**Recorded information**
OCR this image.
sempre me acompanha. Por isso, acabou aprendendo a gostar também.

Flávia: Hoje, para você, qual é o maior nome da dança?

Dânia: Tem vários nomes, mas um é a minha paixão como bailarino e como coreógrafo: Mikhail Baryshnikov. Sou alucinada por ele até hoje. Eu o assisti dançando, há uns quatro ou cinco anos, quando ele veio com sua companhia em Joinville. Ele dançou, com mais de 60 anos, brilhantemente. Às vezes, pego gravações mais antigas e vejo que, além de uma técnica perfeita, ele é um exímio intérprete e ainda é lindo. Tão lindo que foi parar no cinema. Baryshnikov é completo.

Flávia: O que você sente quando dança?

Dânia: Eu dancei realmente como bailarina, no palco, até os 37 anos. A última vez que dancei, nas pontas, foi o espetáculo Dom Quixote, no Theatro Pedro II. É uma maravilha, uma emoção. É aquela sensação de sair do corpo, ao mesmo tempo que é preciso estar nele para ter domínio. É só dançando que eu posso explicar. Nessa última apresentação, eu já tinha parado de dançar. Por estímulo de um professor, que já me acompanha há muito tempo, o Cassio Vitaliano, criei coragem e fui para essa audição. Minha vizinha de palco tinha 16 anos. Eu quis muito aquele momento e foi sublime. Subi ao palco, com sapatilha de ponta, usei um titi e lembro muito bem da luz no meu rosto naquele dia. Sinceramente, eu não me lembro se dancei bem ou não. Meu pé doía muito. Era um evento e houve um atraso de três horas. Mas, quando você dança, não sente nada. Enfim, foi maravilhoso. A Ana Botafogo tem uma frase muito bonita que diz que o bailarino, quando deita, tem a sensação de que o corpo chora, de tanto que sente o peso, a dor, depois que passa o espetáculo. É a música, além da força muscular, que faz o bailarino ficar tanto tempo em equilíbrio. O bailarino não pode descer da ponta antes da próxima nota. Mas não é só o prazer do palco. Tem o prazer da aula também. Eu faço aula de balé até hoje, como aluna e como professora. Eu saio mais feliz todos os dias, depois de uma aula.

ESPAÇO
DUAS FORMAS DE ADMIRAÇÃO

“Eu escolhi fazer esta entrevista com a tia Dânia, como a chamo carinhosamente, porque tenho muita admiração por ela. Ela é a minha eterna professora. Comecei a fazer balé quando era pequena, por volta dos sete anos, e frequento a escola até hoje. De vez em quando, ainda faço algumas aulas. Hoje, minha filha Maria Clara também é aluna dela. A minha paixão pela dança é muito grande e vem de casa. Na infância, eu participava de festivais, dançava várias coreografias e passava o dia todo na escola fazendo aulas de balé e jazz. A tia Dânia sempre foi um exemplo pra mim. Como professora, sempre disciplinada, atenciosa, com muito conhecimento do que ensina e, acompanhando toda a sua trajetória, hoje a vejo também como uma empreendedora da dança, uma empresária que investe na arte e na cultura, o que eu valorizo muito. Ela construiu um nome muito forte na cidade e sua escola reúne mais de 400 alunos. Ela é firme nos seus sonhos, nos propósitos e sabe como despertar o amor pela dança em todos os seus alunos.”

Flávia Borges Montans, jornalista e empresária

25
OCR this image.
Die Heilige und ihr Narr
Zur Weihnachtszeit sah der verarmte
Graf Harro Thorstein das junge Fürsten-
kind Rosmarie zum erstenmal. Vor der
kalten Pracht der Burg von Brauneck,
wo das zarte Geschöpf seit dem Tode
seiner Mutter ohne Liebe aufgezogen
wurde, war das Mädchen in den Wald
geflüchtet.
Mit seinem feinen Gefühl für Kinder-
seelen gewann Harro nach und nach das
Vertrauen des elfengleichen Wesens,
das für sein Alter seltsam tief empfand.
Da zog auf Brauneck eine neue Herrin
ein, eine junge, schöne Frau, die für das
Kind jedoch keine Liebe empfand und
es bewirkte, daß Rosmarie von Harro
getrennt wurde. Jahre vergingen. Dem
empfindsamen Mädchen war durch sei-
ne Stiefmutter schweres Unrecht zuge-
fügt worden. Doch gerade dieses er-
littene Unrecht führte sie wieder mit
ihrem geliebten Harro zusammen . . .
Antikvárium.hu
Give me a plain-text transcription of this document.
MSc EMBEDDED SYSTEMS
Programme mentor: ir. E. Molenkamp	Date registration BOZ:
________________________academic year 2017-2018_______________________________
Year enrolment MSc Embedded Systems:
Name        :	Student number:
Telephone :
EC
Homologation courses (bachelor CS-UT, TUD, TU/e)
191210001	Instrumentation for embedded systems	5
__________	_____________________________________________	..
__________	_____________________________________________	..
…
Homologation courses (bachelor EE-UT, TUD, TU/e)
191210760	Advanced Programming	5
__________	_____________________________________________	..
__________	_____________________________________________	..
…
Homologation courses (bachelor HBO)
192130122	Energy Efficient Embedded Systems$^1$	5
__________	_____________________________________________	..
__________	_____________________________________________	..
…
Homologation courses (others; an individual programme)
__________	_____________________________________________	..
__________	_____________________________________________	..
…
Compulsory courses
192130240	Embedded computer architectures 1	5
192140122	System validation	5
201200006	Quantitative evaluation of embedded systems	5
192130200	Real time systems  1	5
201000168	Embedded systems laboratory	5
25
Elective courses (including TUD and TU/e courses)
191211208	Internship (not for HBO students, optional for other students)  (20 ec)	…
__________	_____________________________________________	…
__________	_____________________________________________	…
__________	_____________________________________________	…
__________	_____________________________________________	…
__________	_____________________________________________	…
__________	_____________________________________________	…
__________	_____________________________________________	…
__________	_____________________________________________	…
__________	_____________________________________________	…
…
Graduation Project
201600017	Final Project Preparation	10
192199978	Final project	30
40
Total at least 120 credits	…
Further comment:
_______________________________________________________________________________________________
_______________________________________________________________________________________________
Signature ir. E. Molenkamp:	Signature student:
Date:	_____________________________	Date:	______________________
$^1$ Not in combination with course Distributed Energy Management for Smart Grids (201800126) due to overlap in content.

**Exercise aim**
Pull out all lines containing "wurde".

**Answer below**
wurde, war das Mädchen in den Wald
getrennt wurde. Jahre vergingen. Dem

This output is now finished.